WRITTEN PROBLEM ->
Would you pull out every line of the material that contains the string "image"?

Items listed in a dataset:
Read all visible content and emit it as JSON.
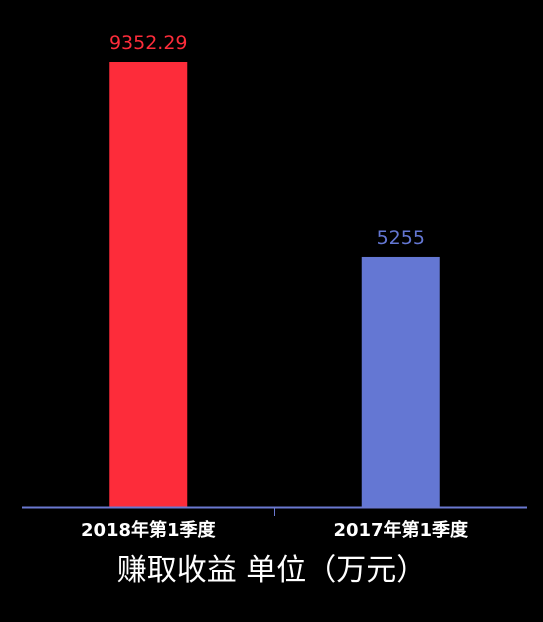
{
  "chart_data": {
    "type": "bar",
    "categories": [
      "2018年第1季度",
      "2017年第1季度"
    ],
    "values": [
      9352.29,
      5255
    ],
    "value_labels": [
      "9352.29",
      "5255"
    ],
    "colors": [
      "#fd2c3a",
      "#6477d3"
    ],
    "axis_color": "#6a78d0",
    "title": "",
    "xlabel": "赚取收益 单位（万元）",
    "ylabel": "",
    "ylim": [
      0,
      9352.29
    ],
    "grid": false,
    "legend": "none"
  }
}
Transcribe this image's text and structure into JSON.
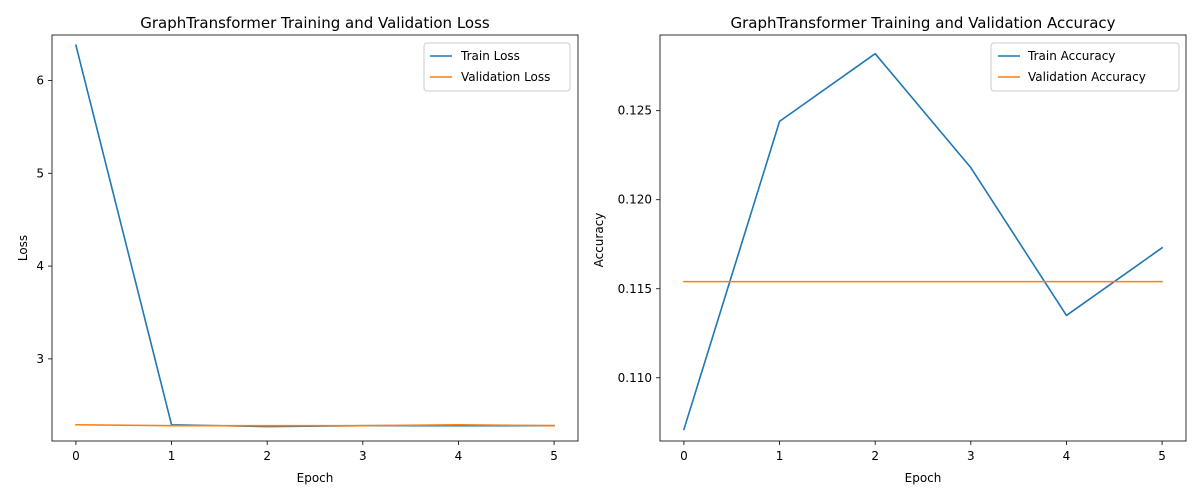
{
  "chart_data": [
    {
      "type": "line",
      "title": "GraphTransformer Training and Validation Loss",
      "xlabel": "Epoch",
      "ylabel": "Loss",
      "x": [
        0,
        1,
        2,
        3,
        4,
        5
      ],
      "xlim": [
        -0.25,
        5.25
      ],
      "ylim": [
        2.115,
        6.49
      ],
      "xticks": [
        0,
        1,
        2,
        3,
        4,
        5
      ],
      "yticks": [
        3,
        4,
        5,
        6
      ],
      "ytick_labels": [
        "3",
        "4",
        "5",
        "6"
      ],
      "grid": false,
      "legend_position": "top-right",
      "series": [
        {
          "name": "Train Loss",
          "color": "#1f77b4",
          "values": [
            6.38,
            2.29,
            2.27,
            2.28,
            2.28,
            2.28
          ]
        },
        {
          "name": "Validation Loss",
          "color": "#ff7f0e",
          "values": [
            2.29,
            2.28,
            2.28,
            2.28,
            2.29,
            2.28
          ]
        }
      ]
    },
    {
      "type": "line",
      "title": "GraphTransformer Training and Validation Accuracy",
      "xlabel": "Epoch",
      "ylabel": "Accuracy",
      "x": [
        0,
        1,
        2,
        3,
        4,
        5
      ],
      "xlim": [
        -0.25,
        5.25
      ],
      "ylim": [
        0.10645,
        0.12925
      ],
      "xticks": [
        0,
        1,
        2,
        3,
        4,
        5
      ],
      "yticks": [
        0.11,
        0.115,
        0.12,
        0.125
      ],
      "ytick_labels": [
        "0.110",
        "0.115",
        "0.120",
        "0.125"
      ],
      "grid": false,
      "legend_position": "top-right",
      "series": [
        {
          "name": "Train Accuracy",
          "color": "#1f77b4",
          "values": [
            0.1071,
            0.1244,
            0.1282,
            0.1218,
            0.1135,
            0.1173
          ]
        },
        {
          "name": "Validation Accuracy",
          "color": "#ff7f0e",
          "values": [
            0.1154,
            0.1154,
            0.1154,
            0.1154,
            0.1154,
            0.1154
          ]
        }
      ]
    }
  ]
}
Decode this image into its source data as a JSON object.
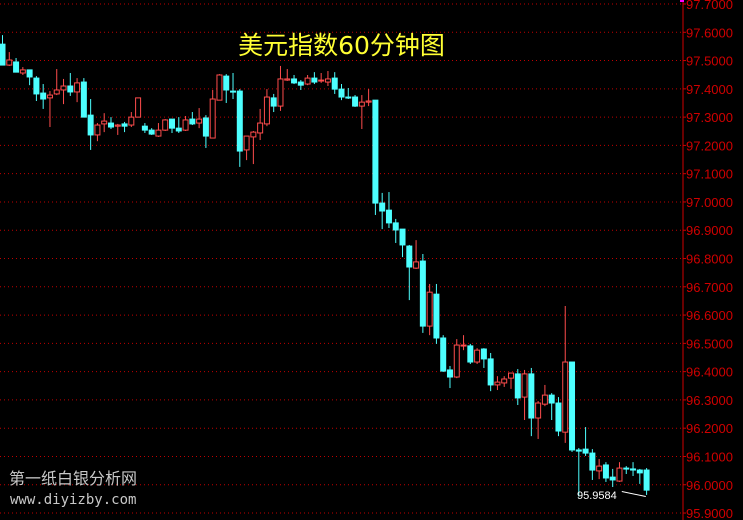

SOLUTION TO THIS PROBLEM ->
Transcribe this image's text and structure into JSON.
Decode this image into its source data as a JSON object.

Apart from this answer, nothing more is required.